──────── DATA LINES
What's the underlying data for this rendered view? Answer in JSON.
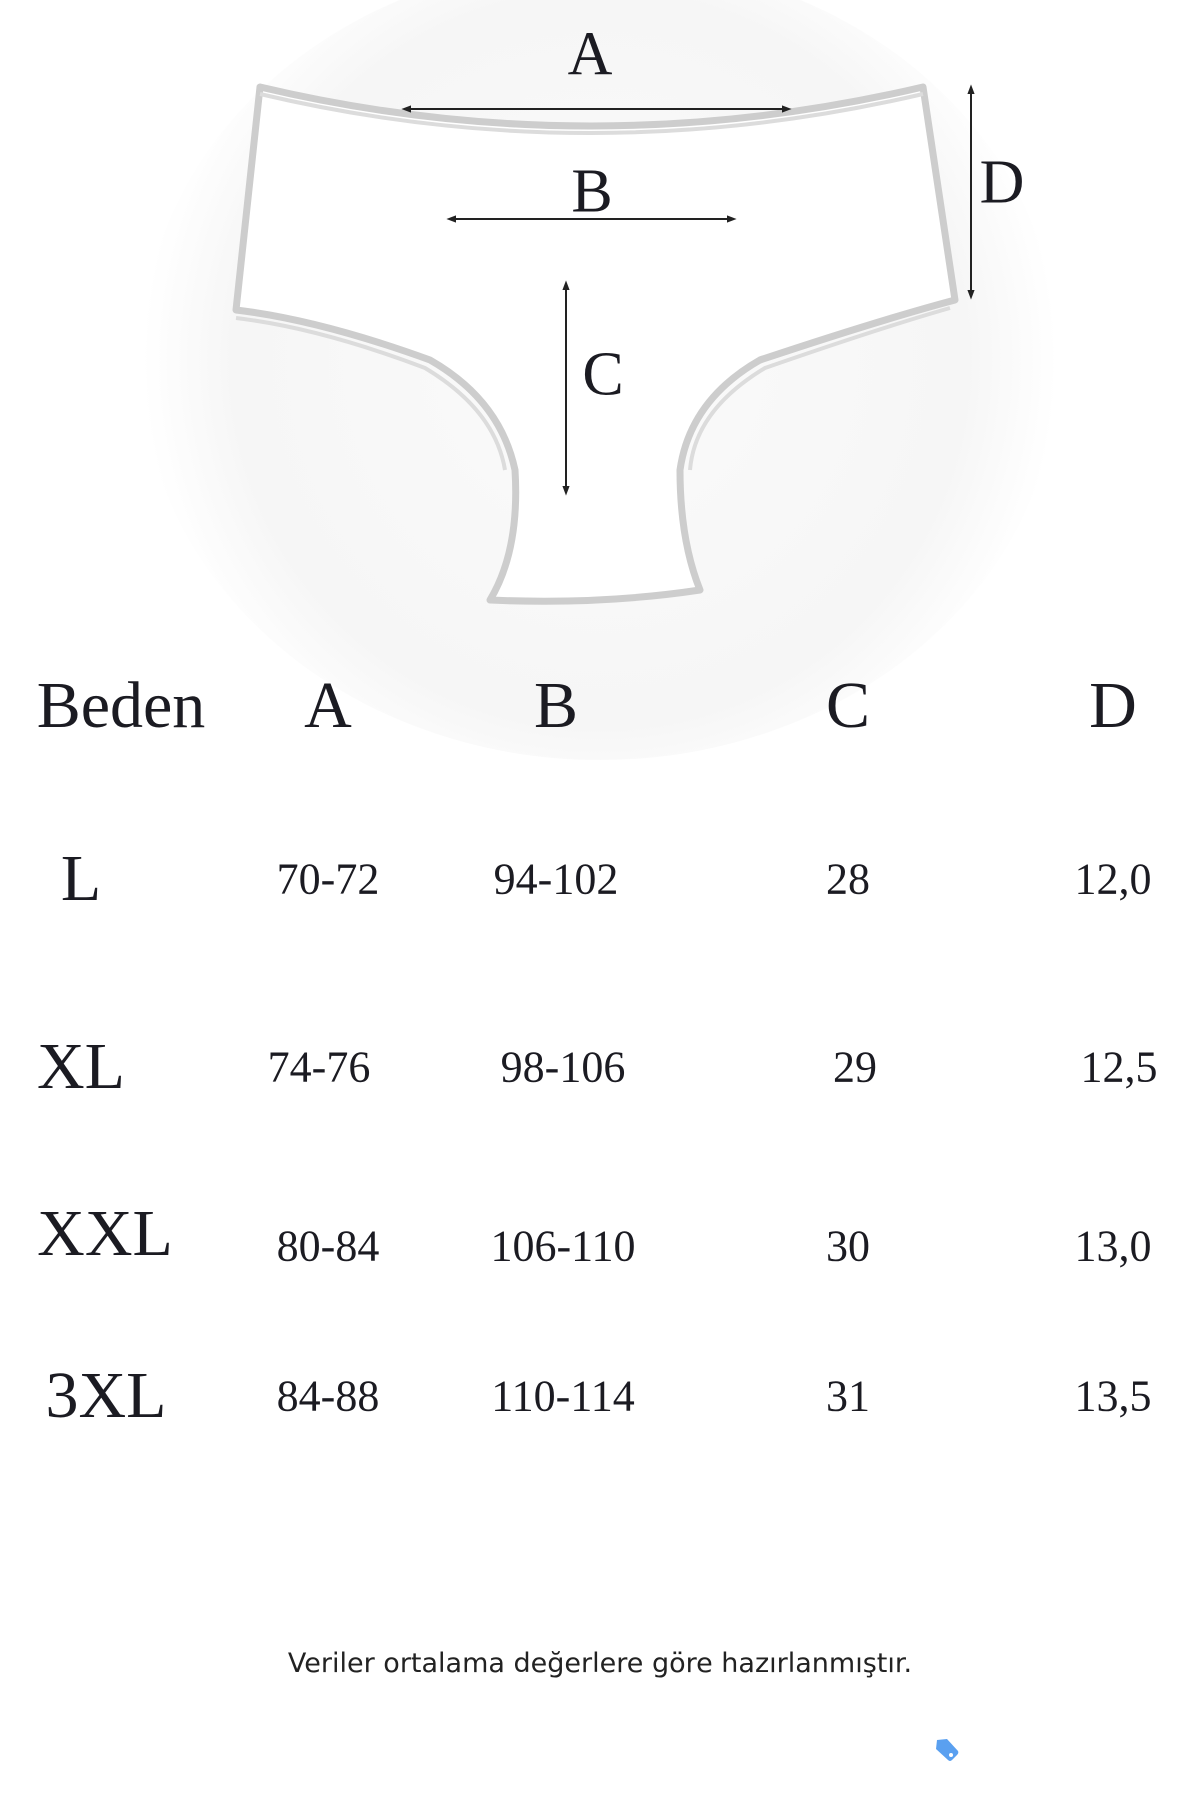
{
  "diagram": {
    "labels": {
      "a": "A",
      "b": "B",
      "c": "C",
      "d": "D"
    }
  },
  "table": {
    "headers": [
      "Beden",
      "A",
      "B",
      "C",
      "D"
    ],
    "rows": [
      [
        "L",
        "70-72",
        "94-102",
        "28",
        "12,0"
      ],
      [
        "XL",
        "74-76",
        "98-106",
        "29",
        "12,5"
      ],
      [
        "XXL",
        "80-84",
        "106-110",
        "30",
        "13,0"
      ],
      [
        "3XL",
        "84-88",
        "110-114",
        "31",
        "13,5"
      ]
    ]
  },
  "note": "Veriler ortalama değerlere göre hazırlanmıştır.",
  "icons": {
    "tag": "tag-icon"
  },
  "colors": {
    "text": "#1b1b22",
    "outline": "#cfcfcf",
    "tag": "#5aa0f0"
  }
}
────────────────
● **PROBLEM TO WORK ON**
Reproduce the data verbatim. Do not carry any picture into the copy.

● **EXERCISE SOLUTION**
What's the underlying data for this rendered view? Answer in JSON.
{
  "diagram": {
    "labels": {
      "a": "A",
      "b": "B",
      "c": "C",
      "d": "D"
    }
  },
  "table": {
    "headers": [
      "Beden",
      "A",
      "B",
      "C",
      "D"
    ],
    "rows": [
      [
        "L",
        "70-72",
        "94-102",
        "28",
        "12,0"
      ],
      [
        "XL",
        "74-76",
        "98-106",
        "29",
        "12,5"
      ],
      [
        "XXL",
        "80-84",
        "106-110",
        "30",
        "13,0"
      ],
      [
        "3XL",
        "84-88",
        "110-114",
        "31",
        "13,5"
      ]
    ]
  },
  "note": "Veriler ortalama değerlere göre hazırlanmıştır.",
  "icons": {
    "tag": "tag-icon"
  },
  "colors": {
    "text": "#1b1b22",
    "outline": "#cfcfcf",
    "tag": "#5aa0f0"
  }
}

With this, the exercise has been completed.